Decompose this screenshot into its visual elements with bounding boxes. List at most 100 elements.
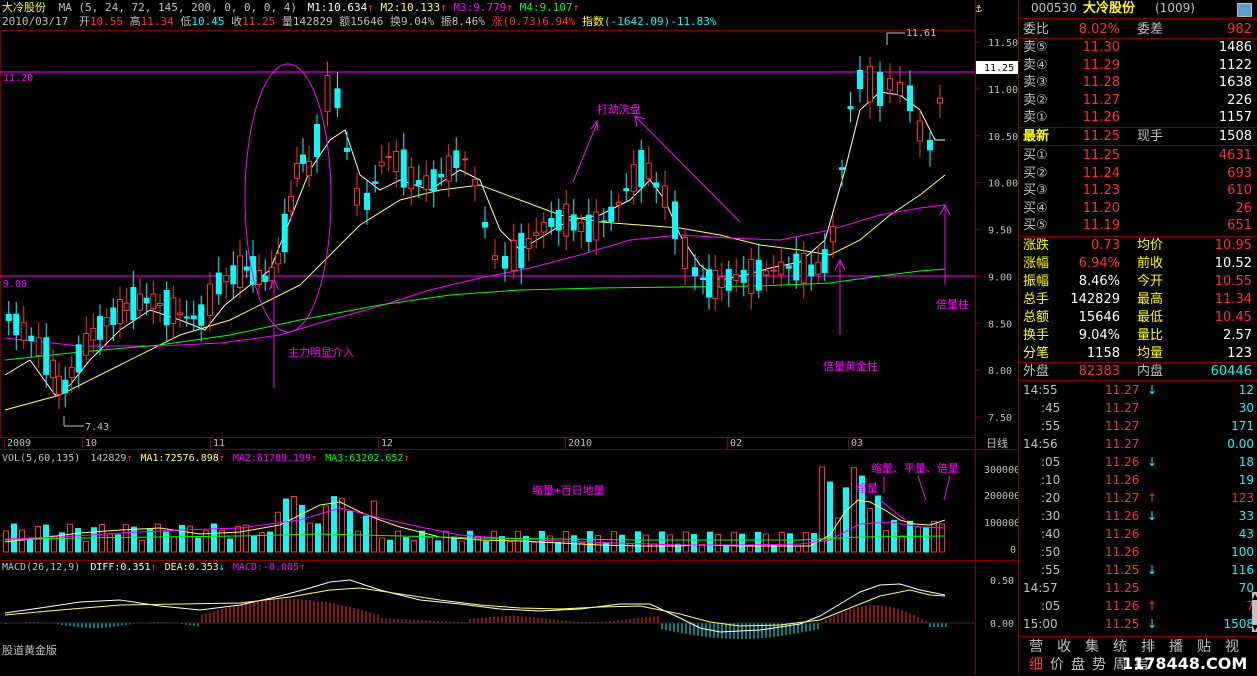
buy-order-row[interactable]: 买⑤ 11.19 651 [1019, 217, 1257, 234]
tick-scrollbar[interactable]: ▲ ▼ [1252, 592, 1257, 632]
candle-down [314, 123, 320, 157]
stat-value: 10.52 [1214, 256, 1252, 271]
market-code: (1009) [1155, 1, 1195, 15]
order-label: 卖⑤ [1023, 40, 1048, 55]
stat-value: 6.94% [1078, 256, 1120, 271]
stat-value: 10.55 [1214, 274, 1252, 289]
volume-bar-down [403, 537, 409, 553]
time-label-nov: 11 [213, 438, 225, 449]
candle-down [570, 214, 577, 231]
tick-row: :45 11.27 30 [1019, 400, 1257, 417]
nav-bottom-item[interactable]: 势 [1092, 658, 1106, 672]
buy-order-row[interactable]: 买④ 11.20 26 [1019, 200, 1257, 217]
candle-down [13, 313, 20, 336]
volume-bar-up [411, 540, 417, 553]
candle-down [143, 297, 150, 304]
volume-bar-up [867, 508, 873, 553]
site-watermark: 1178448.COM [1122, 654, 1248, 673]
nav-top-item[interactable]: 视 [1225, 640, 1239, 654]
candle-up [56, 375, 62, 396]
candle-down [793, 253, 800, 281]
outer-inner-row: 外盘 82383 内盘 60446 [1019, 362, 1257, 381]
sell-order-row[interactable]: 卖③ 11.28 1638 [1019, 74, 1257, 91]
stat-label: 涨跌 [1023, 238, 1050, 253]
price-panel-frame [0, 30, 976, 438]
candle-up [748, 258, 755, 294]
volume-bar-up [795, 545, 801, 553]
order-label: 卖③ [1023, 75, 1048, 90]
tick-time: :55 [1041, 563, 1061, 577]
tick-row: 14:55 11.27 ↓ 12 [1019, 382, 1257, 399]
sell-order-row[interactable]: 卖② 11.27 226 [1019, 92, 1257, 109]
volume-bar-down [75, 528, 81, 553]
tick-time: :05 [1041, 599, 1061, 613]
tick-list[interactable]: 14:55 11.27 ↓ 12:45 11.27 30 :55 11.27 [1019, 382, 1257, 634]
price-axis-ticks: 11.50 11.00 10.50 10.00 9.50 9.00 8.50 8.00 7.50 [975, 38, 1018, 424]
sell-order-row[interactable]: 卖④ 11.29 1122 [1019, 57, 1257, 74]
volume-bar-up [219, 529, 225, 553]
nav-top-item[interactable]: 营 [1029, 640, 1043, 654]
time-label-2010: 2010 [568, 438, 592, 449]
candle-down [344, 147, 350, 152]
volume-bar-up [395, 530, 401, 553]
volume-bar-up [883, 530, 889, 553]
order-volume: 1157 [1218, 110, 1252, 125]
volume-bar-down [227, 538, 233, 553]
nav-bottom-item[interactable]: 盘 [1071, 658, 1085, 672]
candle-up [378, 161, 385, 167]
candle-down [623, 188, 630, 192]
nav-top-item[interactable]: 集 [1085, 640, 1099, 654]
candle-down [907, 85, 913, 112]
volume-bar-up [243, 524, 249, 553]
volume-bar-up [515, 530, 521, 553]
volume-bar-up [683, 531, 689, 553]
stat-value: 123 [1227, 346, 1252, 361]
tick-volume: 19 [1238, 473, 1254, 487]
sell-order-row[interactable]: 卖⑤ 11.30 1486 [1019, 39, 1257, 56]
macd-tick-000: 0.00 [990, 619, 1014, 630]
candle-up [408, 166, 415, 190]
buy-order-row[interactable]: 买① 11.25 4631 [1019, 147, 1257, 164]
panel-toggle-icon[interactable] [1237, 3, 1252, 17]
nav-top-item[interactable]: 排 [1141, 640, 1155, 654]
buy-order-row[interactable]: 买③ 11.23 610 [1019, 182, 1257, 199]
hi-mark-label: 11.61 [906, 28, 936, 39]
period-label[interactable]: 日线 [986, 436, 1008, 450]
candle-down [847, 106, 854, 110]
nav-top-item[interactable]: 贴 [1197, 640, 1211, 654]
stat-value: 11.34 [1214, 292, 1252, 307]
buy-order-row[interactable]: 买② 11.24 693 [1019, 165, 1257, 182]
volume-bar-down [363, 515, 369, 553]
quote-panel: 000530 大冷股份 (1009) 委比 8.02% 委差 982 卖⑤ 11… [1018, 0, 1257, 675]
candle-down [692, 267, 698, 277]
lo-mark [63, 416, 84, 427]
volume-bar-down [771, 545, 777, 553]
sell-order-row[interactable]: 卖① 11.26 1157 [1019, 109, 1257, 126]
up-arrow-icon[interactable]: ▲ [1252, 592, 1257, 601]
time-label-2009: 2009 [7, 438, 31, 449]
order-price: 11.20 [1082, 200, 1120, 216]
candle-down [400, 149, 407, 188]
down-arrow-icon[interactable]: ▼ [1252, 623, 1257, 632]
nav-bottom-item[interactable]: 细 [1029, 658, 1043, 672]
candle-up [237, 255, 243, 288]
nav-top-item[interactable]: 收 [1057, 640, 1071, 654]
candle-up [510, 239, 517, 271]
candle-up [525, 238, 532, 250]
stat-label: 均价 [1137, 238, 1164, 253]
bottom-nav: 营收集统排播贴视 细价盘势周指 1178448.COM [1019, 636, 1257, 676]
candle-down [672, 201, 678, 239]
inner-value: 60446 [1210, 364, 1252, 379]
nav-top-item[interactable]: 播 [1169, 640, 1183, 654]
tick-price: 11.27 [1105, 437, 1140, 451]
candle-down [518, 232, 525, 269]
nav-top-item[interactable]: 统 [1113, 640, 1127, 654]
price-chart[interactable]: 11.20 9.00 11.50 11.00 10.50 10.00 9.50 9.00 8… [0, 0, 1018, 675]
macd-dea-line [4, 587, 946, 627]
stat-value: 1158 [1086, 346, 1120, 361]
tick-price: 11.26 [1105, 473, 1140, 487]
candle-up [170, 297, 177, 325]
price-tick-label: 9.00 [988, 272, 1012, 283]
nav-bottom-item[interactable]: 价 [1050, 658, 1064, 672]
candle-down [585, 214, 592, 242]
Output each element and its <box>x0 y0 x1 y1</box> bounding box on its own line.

#### Stated task
Please reproduce all of the data above word for word, leaving out the pictures.

#### Answer in full
Decompose this screenshot into its visual elements with bounding boxes. List at most 100 elements.
buy-order-row[interactable]: 买⑤ 11.19 651 [1019, 217, 1257, 234]
tick-scrollbar[interactable]: ▲ ▼ [1252, 592, 1257, 632]
candle-down [314, 123, 320, 157]
stat-value: 10.52 [1214, 256, 1252, 271]
market-code: (1009) [1155, 1, 1195, 15]
order-label: 卖⑤ [1023, 40, 1048, 55]
stat-value: 6.94% [1078, 256, 1120, 271]
stat-value: 10.55 [1214, 274, 1252, 289]
volume-bar-down [403, 537, 409, 553]
time-label-nov: 11 [213, 438, 225, 449]
candle-down [570, 214, 577, 231]
tick-row: :45 11.27 30 [1019, 400, 1257, 417]
nav-bottom-item[interactable]: 势 [1092, 658, 1106, 672]
buy-order-row[interactable]: 买④ 11.20 26 [1019, 200, 1257, 217]
candle-down [13, 313, 20, 336]
volume-bar-up [411, 540, 417, 553]
candle-down [143, 297, 150, 304]
volume-bar-up [867, 508, 873, 553]
site-watermark: 1178448.COM [1122, 654, 1248, 673]
nav-top-item[interactable]: 视 [1225, 640, 1239, 654]
candle-up [56, 375, 62, 396]
candle-down [793, 253, 800, 281]
outer-inner-row: 外盘 82383 内盘 60446 [1019, 362, 1257, 381]
sell-order-row[interactable]: 卖③ 11.28 1638 [1019, 74, 1257, 91]
stat-label: 涨跌 [1023, 238, 1050, 253]
price-panel-frame [0, 30, 976, 438]
candle-up [748, 258, 755, 294]
volume-bar-up [795, 545, 801, 553]
order-label: 卖③ [1023, 75, 1048, 90]
tick-time: :55 [1041, 563, 1061, 577]
tick-row: 14:55 11.27 ↓ 12 [1019, 382, 1257, 399]
sell-order-row[interactable]: 卖② 11.27 226 [1019, 92, 1257, 109]
volume-bar-down [75, 528, 81, 553]
tick-time: :05 [1041, 599, 1061, 613]
tick-list[interactable]: 14:55 11.27 ↓ 12:45 11.27 30 :55 11.27 [1019, 382, 1257, 634]
price-axis-ticks: 11.50 11.00 10.50 10.00 9.50 9.00 8.50 8.00 7.50 [975, 38, 1018, 424]
sell-order-row[interactable]: 卖④ 11.29 1122 [1019, 57, 1257, 74]
volume-bar-up [219, 529, 225, 553]
nav-top-item[interactable]: 营 [1029, 640, 1043, 654]
time-label-2010: 2010 [568, 438, 592, 449]
candle-down [344, 147, 350, 152]
volume-bar-up [395, 530, 401, 553]
volume-bar-up [883, 530, 889, 553]
order-volume: 1157 [1218, 110, 1252, 125]
volume-bar-down [227, 538, 233, 553]
nav-bottom-item[interactable]: 盘 [1071, 658, 1085, 672]
candle-up [378, 161, 385, 167]
candle-down [623, 188, 630, 192]
nav-top-item[interactable]: 集 [1085, 640, 1099, 654]
candle-down [907, 85, 913, 112]
volume-bar-up [243, 524, 249, 553]
volume-bar-up [515, 530, 521, 553]
volume-bar-up [683, 531, 689, 553]
stat-value: 123 [1227, 346, 1252, 361]
tick-volume: 19 [1238, 473, 1254, 487]
sell-order-row[interactable]: 卖⑤ 11.30 1486 [1019, 39, 1257, 56]
macd-tick-000: 0.00 [990, 619, 1014, 630]
candle-up [408, 166, 415, 190]
buy-order-row[interactable]: 买① 11.25 4631 [1019, 147, 1257, 164]
panel-toggle-icon[interactable] [1237, 3, 1252, 17]
nav-top-item[interactable]: 排 [1141, 640, 1155, 654]
buy-order-row[interactable]: 买③ 11.23 610 [1019, 182, 1257, 199]
hi-mark-label: 11.61 [906, 28, 936, 39]
period-label[interactable]: 日线 [986, 436, 1008, 450]
candle-down [847, 106, 854, 110]
nav-top-item[interactable]: 贴 [1197, 640, 1211, 654]
stat-value: 11.34 [1214, 292, 1252, 307]
buy-order-row[interactable]: 买② 11.24 693 [1019, 165, 1257, 182]
volume-bar-down [363, 515, 369, 553]
quote-panel: 000530 大冷股份 (1009) 委比 8.02% 委差 982 卖⑤ 11… [1018, 0, 1257, 675]
candle-down [692, 267, 698, 277]
lo-mark [63, 416, 84, 427]
volume-bar-down [771, 545, 777, 553]
sell-order-row[interactable]: 卖① 11.26 1157 [1019, 109, 1257, 126]
up-arrow-icon[interactable]: ▲ [1252, 592, 1257, 601]
time-label-2009: 2009 [7, 438, 31, 449]
order-price: 11.20 [1082, 200, 1120, 216]
candle-down [400, 149, 407, 188]
down-arrow-icon[interactable]: ▼ [1252, 623, 1257, 632]
nav-bottom-item[interactable]: 细 [1029, 658, 1043, 672]
candle-up [237, 255, 243, 288]
nav-top-item[interactable]: 收 [1057, 640, 1071, 654]
candle-up [510, 239, 517, 271]
candle-up [525, 238, 532, 250]
stat-label: 均价 [1137, 238, 1164, 253]
bottom-nav: 营收集统排播贴视 细价盘势周指 1178448.COM [1019, 636, 1257, 676]
candle-down [672, 201, 678, 239]
inner-value: 60446 [1210, 364, 1252, 379]
nav-top-item[interactable]: 播 [1169, 640, 1183, 654]
tick-price: 11.27 [1105, 437, 1140, 451]
candle-down [518, 232, 525, 269]
nav-top-item[interactable]: 统 [1113, 640, 1127, 654]
price-chart[interactable]: 11.20 9.00 11.50 11.00 10.50 10.00 9.50 9.00 8… [0, 0, 1018, 675]
macd-dea-line [4, 587, 946, 627]
stat-value: 1158 [1086, 346, 1120, 361]
tick-price: 11.26 [1105, 473, 1140, 487]
candle-up [170, 297, 177, 325]
price-tick-label: 9.00 [988, 272, 1012, 283]
nav-bottom-item[interactable]: 价 [1050, 658, 1064, 672]
candle-down [585, 214, 592, 242]
Output each element and its <box>x0 y0 x1 y1</box> bounding box on its own line.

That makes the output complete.